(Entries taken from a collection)
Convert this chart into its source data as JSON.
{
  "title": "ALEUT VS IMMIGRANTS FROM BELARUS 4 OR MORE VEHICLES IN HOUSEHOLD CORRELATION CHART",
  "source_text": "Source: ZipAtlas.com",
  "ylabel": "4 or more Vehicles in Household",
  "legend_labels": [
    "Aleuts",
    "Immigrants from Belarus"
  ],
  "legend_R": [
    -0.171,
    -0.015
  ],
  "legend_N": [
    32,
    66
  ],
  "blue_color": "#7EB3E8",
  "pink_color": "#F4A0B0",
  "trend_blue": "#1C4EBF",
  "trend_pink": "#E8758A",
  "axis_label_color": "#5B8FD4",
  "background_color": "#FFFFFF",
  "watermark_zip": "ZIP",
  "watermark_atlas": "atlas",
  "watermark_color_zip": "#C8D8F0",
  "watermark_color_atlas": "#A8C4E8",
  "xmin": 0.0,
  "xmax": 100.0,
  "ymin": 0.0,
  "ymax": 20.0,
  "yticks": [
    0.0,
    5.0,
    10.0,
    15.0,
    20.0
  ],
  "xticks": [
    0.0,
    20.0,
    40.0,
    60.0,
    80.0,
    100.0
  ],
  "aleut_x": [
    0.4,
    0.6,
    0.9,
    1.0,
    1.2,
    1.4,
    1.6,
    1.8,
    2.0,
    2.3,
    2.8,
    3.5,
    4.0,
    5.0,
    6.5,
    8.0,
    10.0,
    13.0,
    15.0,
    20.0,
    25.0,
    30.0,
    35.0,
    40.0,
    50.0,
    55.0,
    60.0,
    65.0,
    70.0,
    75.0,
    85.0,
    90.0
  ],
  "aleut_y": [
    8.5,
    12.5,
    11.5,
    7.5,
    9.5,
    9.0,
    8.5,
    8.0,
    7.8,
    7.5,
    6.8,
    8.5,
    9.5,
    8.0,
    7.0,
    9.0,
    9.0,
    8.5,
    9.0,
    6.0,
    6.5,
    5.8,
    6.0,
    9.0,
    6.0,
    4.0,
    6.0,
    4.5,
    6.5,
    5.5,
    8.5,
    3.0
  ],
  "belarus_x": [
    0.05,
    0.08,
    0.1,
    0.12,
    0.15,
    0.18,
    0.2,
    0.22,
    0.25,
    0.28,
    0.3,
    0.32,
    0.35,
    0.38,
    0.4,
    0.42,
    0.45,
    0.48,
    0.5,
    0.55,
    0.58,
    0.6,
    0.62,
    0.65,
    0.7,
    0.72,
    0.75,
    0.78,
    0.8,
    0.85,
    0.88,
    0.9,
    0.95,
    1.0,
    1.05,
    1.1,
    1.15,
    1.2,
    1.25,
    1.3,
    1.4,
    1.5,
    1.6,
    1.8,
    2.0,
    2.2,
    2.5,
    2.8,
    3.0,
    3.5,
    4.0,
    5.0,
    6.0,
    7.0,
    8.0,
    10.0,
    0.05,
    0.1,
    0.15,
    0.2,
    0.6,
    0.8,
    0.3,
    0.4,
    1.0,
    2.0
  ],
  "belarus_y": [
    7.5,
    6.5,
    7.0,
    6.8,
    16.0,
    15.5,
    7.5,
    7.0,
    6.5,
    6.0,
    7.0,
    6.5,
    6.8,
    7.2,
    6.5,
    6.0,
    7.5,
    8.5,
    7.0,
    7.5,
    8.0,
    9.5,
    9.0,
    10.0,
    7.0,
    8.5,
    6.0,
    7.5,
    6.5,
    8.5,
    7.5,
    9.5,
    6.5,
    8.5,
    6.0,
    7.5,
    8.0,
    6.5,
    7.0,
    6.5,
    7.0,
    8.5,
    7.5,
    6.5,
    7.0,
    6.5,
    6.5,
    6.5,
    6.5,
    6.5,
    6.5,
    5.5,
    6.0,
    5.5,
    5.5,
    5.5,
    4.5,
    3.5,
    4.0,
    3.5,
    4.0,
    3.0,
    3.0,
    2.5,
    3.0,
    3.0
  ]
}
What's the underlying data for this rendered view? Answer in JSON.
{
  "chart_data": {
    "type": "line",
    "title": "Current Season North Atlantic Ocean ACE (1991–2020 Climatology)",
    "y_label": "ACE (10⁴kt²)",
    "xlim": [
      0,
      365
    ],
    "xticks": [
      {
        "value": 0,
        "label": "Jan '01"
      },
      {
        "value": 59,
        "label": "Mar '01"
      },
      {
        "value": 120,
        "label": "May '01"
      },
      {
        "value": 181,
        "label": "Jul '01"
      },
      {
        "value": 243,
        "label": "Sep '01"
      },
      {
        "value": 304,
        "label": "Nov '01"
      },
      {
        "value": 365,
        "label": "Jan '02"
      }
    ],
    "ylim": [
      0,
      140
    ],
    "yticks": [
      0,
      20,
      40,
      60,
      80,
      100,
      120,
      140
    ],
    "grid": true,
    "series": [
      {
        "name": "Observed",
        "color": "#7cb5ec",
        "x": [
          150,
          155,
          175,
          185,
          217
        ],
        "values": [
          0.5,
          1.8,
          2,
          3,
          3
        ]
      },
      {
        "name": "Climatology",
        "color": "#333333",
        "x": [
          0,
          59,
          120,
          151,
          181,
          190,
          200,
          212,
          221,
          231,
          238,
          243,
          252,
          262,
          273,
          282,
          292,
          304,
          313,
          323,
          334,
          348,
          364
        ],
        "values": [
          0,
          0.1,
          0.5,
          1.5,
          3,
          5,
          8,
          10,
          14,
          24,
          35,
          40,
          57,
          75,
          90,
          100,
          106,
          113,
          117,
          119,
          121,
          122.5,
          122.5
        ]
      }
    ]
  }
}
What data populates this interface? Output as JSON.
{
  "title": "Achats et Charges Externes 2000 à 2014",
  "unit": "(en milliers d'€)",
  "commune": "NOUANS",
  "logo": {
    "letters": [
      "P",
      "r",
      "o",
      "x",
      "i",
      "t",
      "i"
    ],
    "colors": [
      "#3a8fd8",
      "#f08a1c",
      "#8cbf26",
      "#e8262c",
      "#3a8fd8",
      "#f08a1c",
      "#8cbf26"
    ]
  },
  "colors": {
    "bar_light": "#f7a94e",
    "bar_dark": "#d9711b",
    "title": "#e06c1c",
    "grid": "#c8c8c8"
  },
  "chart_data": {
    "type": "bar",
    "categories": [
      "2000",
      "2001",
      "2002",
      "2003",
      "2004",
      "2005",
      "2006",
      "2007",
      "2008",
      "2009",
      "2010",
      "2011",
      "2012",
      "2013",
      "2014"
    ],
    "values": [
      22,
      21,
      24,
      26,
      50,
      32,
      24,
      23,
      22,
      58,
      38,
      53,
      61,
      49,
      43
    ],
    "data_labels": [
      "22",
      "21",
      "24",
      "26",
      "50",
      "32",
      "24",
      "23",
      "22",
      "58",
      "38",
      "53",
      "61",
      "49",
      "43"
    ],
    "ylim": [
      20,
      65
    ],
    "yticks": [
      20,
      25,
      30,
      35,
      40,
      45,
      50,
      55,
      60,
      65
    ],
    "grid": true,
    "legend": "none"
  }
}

### INSTRUCTIONS FOR THE TASK
Write the whole listing out again. Keep every line exactly as it is.

### FINISHED TASK
Convert this chart into its source data as JSON.
{
  "title": "ALEUT VS IMMIGRANTS FROM BELARUS 4 OR MORE VEHICLES IN HOUSEHOLD CORRELATION CHART",
  "source_text": "Source: ZipAtlas.com",
  "ylabel": "4 or more Vehicles in Household",
  "legend_labels": [
    "Aleuts",
    "Immigrants from Belarus"
  ],
  "legend_R": [
    -0.171,
    -0.015
  ],
  "legend_N": [
    32,
    66
  ],
  "blue_color": "#7EB3E8",
  "pink_color": "#F4A0B0",
  "trend_blue": "#1C4EBF",
  "trend_pink": "#E8758A",
  "axis_label_color": "#5B8FD4",
  "background_color": "#FFFFFF",
  "watermark_zip": "ZIP",
  "watermark_atlas": "atlas",
  "watermark_color_zip": "#C8D8F0",
  "watermark_color_atlas": "#A8C4E8",
  "xmin": 0.0,
  "xmax": 100.0,
  "ymin": 0.0,
  "ymax": 20.0,
  "yticks": [
    0.0,
    5.0,
    10.0,
    15.0,
    20.0
  ],
  "xticks": [
    0.0,
    20.0,
    40.0,
    60.0,
    80.0,
    100.0
  ],
  "aleut_x": [
    0.4,
    0.6,
    0.9,
    1.0,
    1.2,
    1.4,
    1.6,
    1.8,
    2.0,
    2.3,
    2.8,
    3.5,
    4.0,
    5.0,
    6.5,
    8.0,
    10.0,
    13.0,
    15.0,
    20.0,
    25.0,
    30.0,
    35.0,
    40.0,
    50.0,
    55.0,
    60.0,
    65.0,
    70.0,
    75.0,
    85.0,
    90.0
  ],
  "aleut_y": [
    8.5,
    12.5,
    11.5,
    7.5,
    9.5,
    9.0,
    8.5,
    8.0,
    7.8,
    7.5,
    6.8,
    8.5,
    9.5,
    8.0,
    7.0,
    9.0,
    9.0,
    8.5,
    9.0,
    6.0,
    6.5,
    5.8,
    6.0,
    9.0,
    6.0,
    4.0,
    6.0,
    4.5,
    6.5,
    5.5,
    8.5,
    3.0
  ],
  "belarus_x": [
    0.05,
    0.08,
    0.1,
    0.12,
    0.15,
    0.18,
    0.2,
    0.22,
    0.25,
    0.28,
    0.3,
    0.32,
    0.35,
    0.38,
    0.4,
    0.42,
    0.45,
    0.48,
    0.5,
    0.55,
    0.58,
    0.6,
    0.62,
    0.65,
    0.7,
    0.72,
    0.75,
    0.78,
    0.8,
    0.85,
    0.88,
    0.9,
    0.95,
    1.0,
    1.05,
    1.1,
    1.15,
    1.2,
    1.25,
    1.3,
    1.4,
    1.5,
    1.6,
    1.8,
    2.0,
    2.2,
    2.5,
    2.8,
    3.0,
    3.5,
    4.0,
    5.0,
    6.0,
    7.0,
    8.0,
    10.0,
    0.05,
    0.1,
    0.15,
    0.2,
    0.6,
    0.8,
    0.3,
    0.4,
    1.0,
    2.0
  ],
  "belarus_y": [
    7.5,
    6.5,
    7.0,
    6.8,
    16.0,
    15.5,
    7.5,
    7.0,
    6.5,
    6.0,
    7.0,
    6.5,
    6.8,
    7.2,
    6.5,
    6.0,
    7.5,
    8.5,
    7.0,
    7.5,
    8.0,
    9.5,
    9.0,
    10.0,
    7.0,
    8.5,
    6.0,
    7.5,
    6.5,
    8.5,
    7.5,
    9.5,
    6.5,
    8.5,
    6.0,
    7.5,
    8.0,
    6.5,
    7.0,
    6.5,
    7.0,
    8.5,
    7.5,
    6.5,
    7.0,
    6.5,
    6.5,
    6.5,
    6.5,
    6.5,
    6.5,
    5.5,
    6.0,
    5.5,
    5.5,
    5.5,
    4.5,
    3.5,
    4.0,
    3.5,
    4.0,
    3.0,
    3.0,
    2.5,
    3.0,
    3.0
  ]
}
What's the underlying data for this rendered view? Answer in JSON.
{
  "chart_data": {
    "type": "line",
    "title": "Current Season North Atlantic Ocean ACE (1991–2020 Climatology)",
    "y_label": "ACE (10⁴kt²)",
    "xlim": [
      0,
      365
    ],
    "xticks": [
      {
        "value": 0,
        "label": "Jan '01"
      },
      {
        "value": 59,
        "label": "Mar '01"
      },
      {
        "value": 120,
        "label": "May '01"
      },
      {
        "value": 181,
        "label": "Jul '01"
      },
      {
        "value": 243,
        "label": "Sep '01"
      },
      {
        "value": 304,
        "label": "Nov '01"
      },
      {
        "value": 365,
        "label": "Jan '02"
      }
    ],
    "ylim": [
      0,
      140
    ],
    "yticks": [
      0,
      20,
      40,
      60,
      80,
      100,
      120,
      140
    ],
    "grid": true,
    "series": [
      {
        "name": "Observed",
        "color": "#7cb5ec",
        "x": [
          150,
          155,
          175,
          185,
          217
        ],
        "values": [
          0.5,
          1.8,
          2,
          3,
          3
        ]
      },
      {
        "name": "Climatology",
        "color": "#333333",
        "x": [
          0,
          59,
          120,
          151,
          181,
          190,
          200,
          212,
          221,
          231,
          238,
          243,
          252,
          262,
          273,
          282,
          292,
          304,
          313,
          323,
          334,
          348,
          364
        ],
        "values": [
          0,
          0.1,
          0.5,
          1.5,
          3,
          5,
          8,
          10,
          14,
          24,
          35,
          40,
          57,
          75,
          90,
          100,
          106,
          113,
          117,
          119,
          121,
          122.5,
          122.5
        ]
      }
    ]
  }
}
What data populates this interface? Output as JSON.
{
  "title": "Achats et Charges Externes 2000 à 2014",
  "unit": "(en milliers d'€)",
  "commune": "NOUANS",
  "logo": {
    "letters": [
      "P",
      "r",
      "o",
      "x",
      "i",
      "t",
      "i"
    ],
    "colors": [
      "#3a8fd8",
      "#f08a1c",
      "#8cbf26",
      "#e8262c",
      "#3a8fd8",
      "#f08a1c",
      "#8cbf26"
    ]
  },
  "colors": {
    "bar_light": "#f7a94e",
    "bar_dark": "#d9711b",
    "title": "#e06c1c",
    "grid": "#c8c8c8"
  },
  "chart_data": {
    "type": "bar",
    "categories": [
      "2000",
      "2001",
      "2002",
      "2003",
      "2004",
      "2005",
      "2006",
      "2007",
      "2008",
      "2009",
      "2010",
      "2011",
      "2012",
      "2013",
      "2014"
    ],
    "values": [
      22,
      21,
      24,
      26,
      50,
      32,
      24,
      23,
      22,
      58,
      38,
      53,
      61,
      49,
      43
    ],
    "data_labels": [
      "22",
      "21",
      "24",
      "26",
      "50",
      "32",
      "24",
      "23",
      "22",
      "58",
      "38",
      "53",
      "61",
      "49",
      "43"
    ],
    "ylim": [
      20,
      65
    ],
    "yticks": [
      20,
      25,
      30,
      35,
      40,
      45,
      50,
      55,
      60,
      65
    ],
    "grid": true,
    "legend": "none"
  }
}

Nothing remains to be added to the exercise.